Task instructions
Extract every line below, verbatim.

[Figure content listings]
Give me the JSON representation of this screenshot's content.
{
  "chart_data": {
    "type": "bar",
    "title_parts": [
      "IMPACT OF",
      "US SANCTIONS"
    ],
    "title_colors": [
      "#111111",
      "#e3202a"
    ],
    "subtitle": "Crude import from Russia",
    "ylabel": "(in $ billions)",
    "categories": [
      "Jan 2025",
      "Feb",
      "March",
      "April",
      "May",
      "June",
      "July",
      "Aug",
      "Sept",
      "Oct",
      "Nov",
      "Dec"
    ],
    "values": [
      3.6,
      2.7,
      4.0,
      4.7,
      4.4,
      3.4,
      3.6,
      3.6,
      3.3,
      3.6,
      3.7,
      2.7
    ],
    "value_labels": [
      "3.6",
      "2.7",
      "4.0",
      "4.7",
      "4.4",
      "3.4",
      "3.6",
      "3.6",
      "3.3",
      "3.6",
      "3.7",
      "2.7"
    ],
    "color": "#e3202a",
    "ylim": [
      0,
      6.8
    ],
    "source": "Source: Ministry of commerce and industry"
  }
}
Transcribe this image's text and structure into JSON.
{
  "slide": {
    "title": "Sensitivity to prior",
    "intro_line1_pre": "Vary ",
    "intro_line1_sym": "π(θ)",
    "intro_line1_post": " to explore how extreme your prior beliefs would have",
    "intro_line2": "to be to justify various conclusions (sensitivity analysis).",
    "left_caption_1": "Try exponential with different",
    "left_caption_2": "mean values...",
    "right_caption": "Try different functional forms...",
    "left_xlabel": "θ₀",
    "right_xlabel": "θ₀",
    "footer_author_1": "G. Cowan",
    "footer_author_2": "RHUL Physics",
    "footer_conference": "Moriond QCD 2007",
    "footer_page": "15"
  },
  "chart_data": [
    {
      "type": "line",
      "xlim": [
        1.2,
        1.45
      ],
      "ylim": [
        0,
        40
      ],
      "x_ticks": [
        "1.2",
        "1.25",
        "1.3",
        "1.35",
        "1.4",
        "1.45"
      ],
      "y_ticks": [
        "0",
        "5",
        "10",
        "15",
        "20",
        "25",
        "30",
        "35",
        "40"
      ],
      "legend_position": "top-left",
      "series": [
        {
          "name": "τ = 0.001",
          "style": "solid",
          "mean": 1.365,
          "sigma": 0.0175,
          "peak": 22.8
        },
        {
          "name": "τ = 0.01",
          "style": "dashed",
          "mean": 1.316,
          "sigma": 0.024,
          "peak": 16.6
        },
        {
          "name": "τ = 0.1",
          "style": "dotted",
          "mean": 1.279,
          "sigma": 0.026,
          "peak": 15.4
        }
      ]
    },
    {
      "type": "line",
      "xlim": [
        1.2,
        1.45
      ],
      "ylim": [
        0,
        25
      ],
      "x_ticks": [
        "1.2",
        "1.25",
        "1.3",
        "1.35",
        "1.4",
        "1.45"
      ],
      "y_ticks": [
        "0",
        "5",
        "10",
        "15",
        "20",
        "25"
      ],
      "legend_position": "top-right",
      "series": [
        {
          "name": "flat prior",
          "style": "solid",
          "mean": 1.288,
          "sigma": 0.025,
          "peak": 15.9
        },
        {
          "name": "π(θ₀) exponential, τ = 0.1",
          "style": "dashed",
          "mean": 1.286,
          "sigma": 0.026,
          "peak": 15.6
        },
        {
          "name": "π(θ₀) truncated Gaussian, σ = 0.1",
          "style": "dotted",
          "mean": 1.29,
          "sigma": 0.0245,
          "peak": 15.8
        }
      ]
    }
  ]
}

Written solution
Give me the JSON representation of this screenshot's content.
{
  "chart_data": {
    "type": "bar",
    "title_parts": [
      "IMPACT OF",
      "US SANCTIONS"
    ],
    "title_colors": [
      "#111111",
      "#e3202a"
    ],
    "subtitle": "Crude import from Russia",
    "ylabel": "(in $ billions)",
    "categories": [
      "Jan 2025",
      "Feb",
      "March",
      "April",
      "May",
      "June",
      "July",
      "Aug",
      "Sept",
      "Oct",
      "Nov",
      "Dec"
    ],
    "values": [
      3.6,
      2.7,
      4.0,
      4.7,
      4.4,
      3.4,
      3.6,
      3.6,
      3.3,
      3.6,
      3.7,
      2.7
    ],
    "value_labels": [
      "3.6",
      "2.7",
      "4.0",
      "4.7",
      "4.4",
      "3.4",
      "3.6",
      "3.6",
      "3.3",
      "3.6",
      "3.7",
      "2.7"
    ],
    "color": "#e3202a",
    "ylim": [
      0,
      6.8
    ],
    "source": "Source: Ministry of commerce and industry"
  }
}
Transcribe this image's text and structure into JSON.
{
  "slide": {
    "title": "Sensitivity to prior",
    "intro_line1_pre": "Vary ",
    "intro_line1_sym": "π(θ)",
    "intro_line1_post": " to explore how extreme your prior beliefs would have",
    "intro_line2": "to be to justify various conclusions (sensitivity analysis).",
    "left_caption_1": "Try exponential with different",
    "left_caption_2": "mean values...",
    "right_caption": "Try different functional forms...",
    "left_xlabel": "θ₀",
    "right_xlabel": "θ₀",
    "footer_author_1": "G. Cowan",
    "footer_author_2": "RHUL Physics",
    "footer_conference": "Moriond QCD 2007",
    "footer_page": "15"
  },
  "chart_data": [
    {
      "type": "line",
      "xlim": [
        1.2,
        1.45
      ],
      "ylim": [
        0,
        40
      ],
      "x_ticks": [
        "1.2",
        "1.25",
        "1.3",
        "1.35",
        "1.4",
        "1.45"
      ],
      "y_ticks": [
        "0",
        "5",
        "10",
        "15",
        "20",
        "25",
        "30",
        "35",
        "40"
      ],
      "legend_position": "top-left",
      "series": [
        {
          "name": "τ = 0.001",
          "style": "solid",
          "mean": 1.365,
          "sigma": 0.0175,
          "peak": 22.8
        },
        {
          "name": "τ = 0.01",
          "style": "dashed",
          "mean": 1.316,
          "sigma": 0.024,
          "peak": 16.6
        },
        {
          "name": "τ = 0.1",
          "style": "dotted",
          "mean": 1.279,
          "sigma": 0.026,
          "peak": 15.4
        }
      ]
    },
    {
      "type": "line",
      "xlim": [
        1.2,
        1.45
      ],
      "ylim": [
        0,
        25
      ],
      "x_ticks": [
        "1.2",
        "1.25",
        "1.3",
        "1.35",
        "1.4",
        "1.45"
      ],
      "y_ticks": [
        "0",
        "5",
        "10",
        "15",
        "20",
        "25"
      ],
      "legend_position": "top-right",
      "series": [
        {
          "name": "flat prior",
          "style": "solid",
          "mean": 1.288,
          "sigma": 0.025,
          "peak": 15.9
        },
        {
          "name": "π(θ₀) exponential, τ = 0.1",
          "style": "dashed",
          "mean": 1.286,
          "sigma": 0.026,
          "peak": 15.6
        },
        {
          "name": "π(θ₀) truncated Gaussian, σ = 0.1",
          "style": "dotted",
          "mean": 1.29,
          "sigma": 0.0245,
          "peak": 15.8
        }
      ]
    }
  ]
}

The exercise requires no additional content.